Given request
Calculate how many lines in the following records hold the word "title", and report that number without comment.

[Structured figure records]
------------------------------------
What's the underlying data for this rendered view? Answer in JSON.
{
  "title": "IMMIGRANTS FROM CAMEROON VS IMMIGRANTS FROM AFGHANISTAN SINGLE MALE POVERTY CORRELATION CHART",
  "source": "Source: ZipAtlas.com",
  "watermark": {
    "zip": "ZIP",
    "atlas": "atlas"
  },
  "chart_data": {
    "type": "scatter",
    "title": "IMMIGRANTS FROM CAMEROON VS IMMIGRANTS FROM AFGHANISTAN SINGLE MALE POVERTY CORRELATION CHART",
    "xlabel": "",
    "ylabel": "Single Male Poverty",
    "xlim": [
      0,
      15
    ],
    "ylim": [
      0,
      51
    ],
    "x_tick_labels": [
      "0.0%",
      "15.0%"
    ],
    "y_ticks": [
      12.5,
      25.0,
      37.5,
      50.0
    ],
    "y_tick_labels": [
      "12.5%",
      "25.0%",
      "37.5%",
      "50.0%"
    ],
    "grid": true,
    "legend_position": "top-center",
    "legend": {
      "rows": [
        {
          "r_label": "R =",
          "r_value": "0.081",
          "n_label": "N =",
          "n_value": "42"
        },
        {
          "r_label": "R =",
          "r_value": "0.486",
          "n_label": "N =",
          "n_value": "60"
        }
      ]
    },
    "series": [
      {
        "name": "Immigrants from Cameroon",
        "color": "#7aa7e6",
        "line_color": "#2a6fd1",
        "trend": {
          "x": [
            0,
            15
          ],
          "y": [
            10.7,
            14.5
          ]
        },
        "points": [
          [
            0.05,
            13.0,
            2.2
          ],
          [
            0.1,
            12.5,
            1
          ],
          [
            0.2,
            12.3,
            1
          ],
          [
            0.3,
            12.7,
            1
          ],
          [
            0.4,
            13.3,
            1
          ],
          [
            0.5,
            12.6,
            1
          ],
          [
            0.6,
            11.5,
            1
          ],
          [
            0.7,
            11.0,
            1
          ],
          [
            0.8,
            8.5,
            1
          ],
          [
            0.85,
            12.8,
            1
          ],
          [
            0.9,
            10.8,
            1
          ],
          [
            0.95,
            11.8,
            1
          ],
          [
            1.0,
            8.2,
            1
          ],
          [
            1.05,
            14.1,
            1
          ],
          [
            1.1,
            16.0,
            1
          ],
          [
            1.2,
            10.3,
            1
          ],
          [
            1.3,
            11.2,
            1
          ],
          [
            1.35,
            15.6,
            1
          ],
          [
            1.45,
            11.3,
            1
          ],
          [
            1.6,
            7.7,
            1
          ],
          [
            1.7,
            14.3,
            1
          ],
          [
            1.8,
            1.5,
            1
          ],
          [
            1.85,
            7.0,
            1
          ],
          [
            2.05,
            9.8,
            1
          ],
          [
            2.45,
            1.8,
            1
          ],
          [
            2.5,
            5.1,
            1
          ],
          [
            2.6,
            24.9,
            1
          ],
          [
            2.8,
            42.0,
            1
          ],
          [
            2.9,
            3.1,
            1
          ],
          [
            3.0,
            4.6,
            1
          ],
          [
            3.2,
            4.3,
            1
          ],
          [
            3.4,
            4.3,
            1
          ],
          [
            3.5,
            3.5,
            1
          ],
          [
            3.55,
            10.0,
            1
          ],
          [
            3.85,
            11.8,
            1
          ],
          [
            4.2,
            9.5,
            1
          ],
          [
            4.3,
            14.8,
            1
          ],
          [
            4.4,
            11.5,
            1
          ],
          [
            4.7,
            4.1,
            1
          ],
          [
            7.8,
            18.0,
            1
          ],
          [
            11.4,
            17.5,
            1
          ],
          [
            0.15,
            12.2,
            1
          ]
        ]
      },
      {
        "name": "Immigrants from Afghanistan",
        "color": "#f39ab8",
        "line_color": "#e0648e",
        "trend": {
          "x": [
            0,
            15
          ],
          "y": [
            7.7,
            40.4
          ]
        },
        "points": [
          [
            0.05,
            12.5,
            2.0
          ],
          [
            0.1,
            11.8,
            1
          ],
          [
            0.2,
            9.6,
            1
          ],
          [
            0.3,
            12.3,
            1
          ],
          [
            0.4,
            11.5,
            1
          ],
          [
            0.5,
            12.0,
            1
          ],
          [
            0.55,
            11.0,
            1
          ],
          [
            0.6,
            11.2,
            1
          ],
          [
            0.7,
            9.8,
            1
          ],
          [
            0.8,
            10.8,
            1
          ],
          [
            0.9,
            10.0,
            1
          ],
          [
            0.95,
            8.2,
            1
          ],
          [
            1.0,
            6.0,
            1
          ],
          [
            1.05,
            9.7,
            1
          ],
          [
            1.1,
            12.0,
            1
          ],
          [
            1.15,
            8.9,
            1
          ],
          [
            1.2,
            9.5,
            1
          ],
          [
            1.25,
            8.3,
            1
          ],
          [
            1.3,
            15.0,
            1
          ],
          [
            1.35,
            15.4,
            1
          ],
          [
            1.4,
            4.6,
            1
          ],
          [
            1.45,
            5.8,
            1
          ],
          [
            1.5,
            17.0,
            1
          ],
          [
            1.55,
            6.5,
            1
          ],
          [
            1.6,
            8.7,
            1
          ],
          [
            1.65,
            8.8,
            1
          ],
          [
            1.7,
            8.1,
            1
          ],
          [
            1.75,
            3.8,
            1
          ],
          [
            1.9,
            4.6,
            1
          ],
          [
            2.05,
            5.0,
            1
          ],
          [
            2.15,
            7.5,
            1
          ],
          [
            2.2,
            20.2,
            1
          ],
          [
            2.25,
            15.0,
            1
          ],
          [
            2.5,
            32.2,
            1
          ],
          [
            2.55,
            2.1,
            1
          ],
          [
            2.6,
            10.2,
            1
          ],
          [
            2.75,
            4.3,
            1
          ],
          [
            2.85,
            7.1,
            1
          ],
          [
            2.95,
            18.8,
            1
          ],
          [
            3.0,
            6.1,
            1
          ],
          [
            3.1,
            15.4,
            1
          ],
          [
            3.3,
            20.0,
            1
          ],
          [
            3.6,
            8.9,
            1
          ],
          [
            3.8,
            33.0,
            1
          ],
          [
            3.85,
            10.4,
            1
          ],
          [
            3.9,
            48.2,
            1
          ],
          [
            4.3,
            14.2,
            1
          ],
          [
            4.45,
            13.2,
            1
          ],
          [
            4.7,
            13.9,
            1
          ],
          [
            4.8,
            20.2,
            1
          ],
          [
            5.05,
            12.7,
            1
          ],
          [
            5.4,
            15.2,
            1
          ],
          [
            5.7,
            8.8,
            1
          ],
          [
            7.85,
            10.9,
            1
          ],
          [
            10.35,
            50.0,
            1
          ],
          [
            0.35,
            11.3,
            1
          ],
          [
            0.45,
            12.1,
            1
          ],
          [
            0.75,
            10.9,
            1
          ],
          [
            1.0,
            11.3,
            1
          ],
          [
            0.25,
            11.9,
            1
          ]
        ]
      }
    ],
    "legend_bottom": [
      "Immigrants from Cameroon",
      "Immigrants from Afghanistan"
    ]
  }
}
------------------------------------
Answer to the problem
2